(What to work on): Exclude the pictures and reproduce the remaining data exactly as written.

(Data shown):
-------------------------

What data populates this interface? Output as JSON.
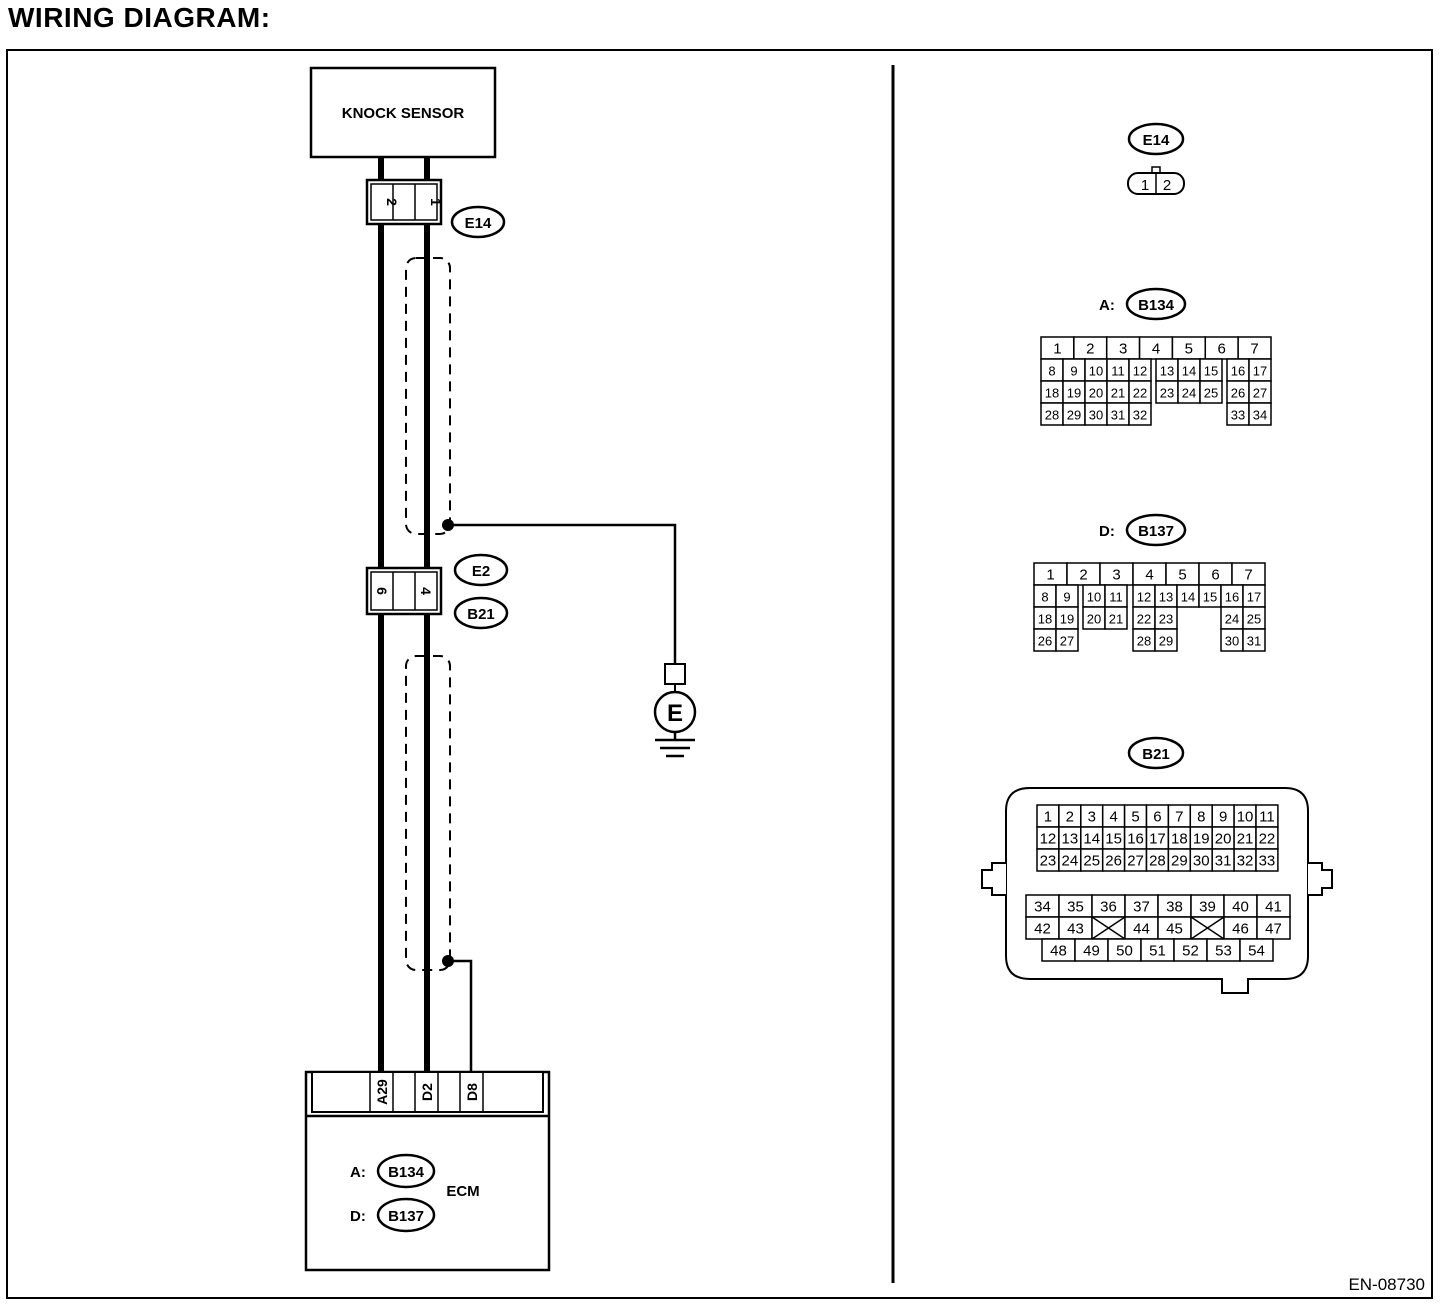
{
  "page": {
    "title": "WIRING DIAGRAM:",
    "figure_code": "EN-08730"
  },
  "knock_sensor": {
    "label": "KNOCK SENSOR"
  },
  "connectors": {
    "e14": {
      "id": "E14",
      "pins": [
        "2",
        "1"
      ]
    },
    "e2": {
      "id": "E2"
    },
    "b21": {
      "id": "B21",
      "pins": [
        "6",
        "4"
      ]
    }
  },
  "ground": {
    "symbol": "E"
  },
  "ecm": {
    "label": "ECM",
    "terminals": [
      "A29",
      "D2",
      "D8"
    ],
    "connector_a": {
      "prefix": "A:",
      "id": "B134"
    },
    "connector_d": {
      "prefix": "D:",
      "id": "B137"
    }
  },
  "pinouts": {
    "e14": {
      "id": "E14",
      "pins": [
        "1",
        "2"
      ]
    },
    "b134": {
      "prefix": "A:",
      "id": "B134",
      "rows": [
        [
          "1",
          "2",
          "3",
          "4",
          "5",
          "6",
          "7"
        ],
        [
          "8",
          "9",
          "10",
          "11",
          "12",
          "13",
          "14",
          "15",
          "16",
          "17"
        ],
        [
          "18",
          "19",
          "20",
          "21",
          "22",
          "23",
          "24",
          "25",
          "26",
          "27"
        ],
        [
          "28",
          "29",
          "30",
          "31",
          "32",
          "33",
          "34"
        ]
      ]
    },
    "b137": {
      "prefix": "D:",
      "id": "B137",
      "rows": [
        [
          "1",
          "2",
          "3",
          "4",
          "5",
          "6",
          "7"
        ],
        [
          "8",
          "9",
          "10",
          "11",
          "12",
          "13",
          "14",
          "15",
          "16",
          "17"
        ],
        [
          "18",
          "19",
          "20",
          "21",
          "22",
          "23",
          "24",
          "25"
        ],
        [
          "26",
          "27",
          "28",
          "29",
          "30",
          "31"
        ]
      ]
    },
    "b21": {
      "id": "B21",
      "upper_rows": [
        [
          "1",
          "2",
          "3",
          "4",
          "5",
          "6",
          "7",
          "8",
          "9",
          "10",
          "11"
        ],
        [
          "12",
          "13",
          "14",
          "15",
          "16",
          "17",
          "18",
          "19",
          "20",
          "21",
          "22"
        ],
        [
          "23",
          "24",
          "25",
          "26",
          "27",
          "28",
          "29",
          "30",
          "31",
          "32",
          "33"
        ]
      ],
      "lower_rows": [
        [
          "34",
          "35",
          "36",
          "37",
          "38",
          "39",
          "40",
          "41"
        ],
        [
          "42",
          "43",
          "44",
          "45",
          "46",
          "47"
        ],
        [
          "48",
          "49",
          "50",
          "51",
          "52",
          "53",
          "54"
        ]
      ]
    }
  }
}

-------------------------

(Task answer):
What data populates this interface? Output as JSON.
{
  "page": {
    "title": "WIRING DIAGRAM:",
    "figure_code": "EN-08730"
  },
  "knock_sensor": {
    "label": "KNOCK SENSOR"
  },
  "connectors": {
    "e14": {
      "id": "E14",
      "pins": [
        "2",
        "1"
      ]
    },
    "e2": {
      "id": "E2"
    },
    "b21": {
      "id": "B21",
      "pins": [
        "6",
        "4"
      ]
    }
  },
  "ground": {
    "symbol": "E"
  },
  "ecm": {
    "label": "ECM",
    "terminals": [
      "A29",
      "D2",
      "D8"
    ],
    "connector_a": {
      "prefix": "A:",
      "id": "B134"
    },
    "connector_d": {
      "prefix": "D:",
      "id": "B137"
    }
  },
  "pinouts": {
    "e14": {
      "id": "E14",
      "pins": [
        "1",
        "2"
      ]
    },
    "b134": {
      "prefix": "A:",
      "id": "B134",
      "rows": [
        [
          "1",
          "2",
          "3",
          "4",
          "5",
          "6",
          "7"
        ],
        [
          "8",
          "9",
          "10",
          "11",
          "12",
          "13",
          "14",
          "15",
          "16",
          "17"
        ],
        [
          "18",
          "19",
          "20",
          "21",
          "22",
          "23",
          "24",
          "25",
          "26",
          "27"
        ],
        [
          "28",
          "29",
          "30",
          "31",
          "32",
          "33",
          "34"
        ]
      ]
    },
    "b137": {
      "prefix": "D:",
      "id": "B137",
      "rows": [
        [
          "1",
          "2",
          "3",
          "4",
          "5",
          "6",
          "7"
        ],
        [
          "8",
          "9",
          "10",
          "11",
          "12",
          "13",
          "14",
          "15",
          "16",
          "17"
        ],
        [
          "18",
          "19",
          "20",
          "21",
          "22",
          "23",
          "24",
          "25"
        ],
        [
          "26",
          "27",
          "28",
          "29",
          "30",
          "31"
        ]
      ]
    },
    "b21": {
      "id": "B21",
      "upper_rows": [
        [
          "1",
          "2",
          "3",
          "4",
          "5",
          "6",
          "7",
          "8",
          "9",
          "10",
          "11"
        ],
        [
          "12",
          "13",
          "14",
          "15",
          "16",
          "17",
          "18",
          "19",
          "20",
          "21",
          "22"
        ],
        [
          "23",
          "24",
          "25",
          "26",
          "27",
          "28",
          "29",
          "30",
          "31",
          "32",
          "33"
        ]
      ],
      "lower_rows": [
        [
          "34",
          "35",
          "36",
          "37",
          "38",
          "39",
          "40",
          "41"
        ],
        [
          "42",
          "43",
          "44",
          "45",
          "46",
          "47"
        ],
        [
          "48",
          "49",
          "50",
          "51",
          "52",
          "53",
          "54"
        ]
      ]
    }
  }
}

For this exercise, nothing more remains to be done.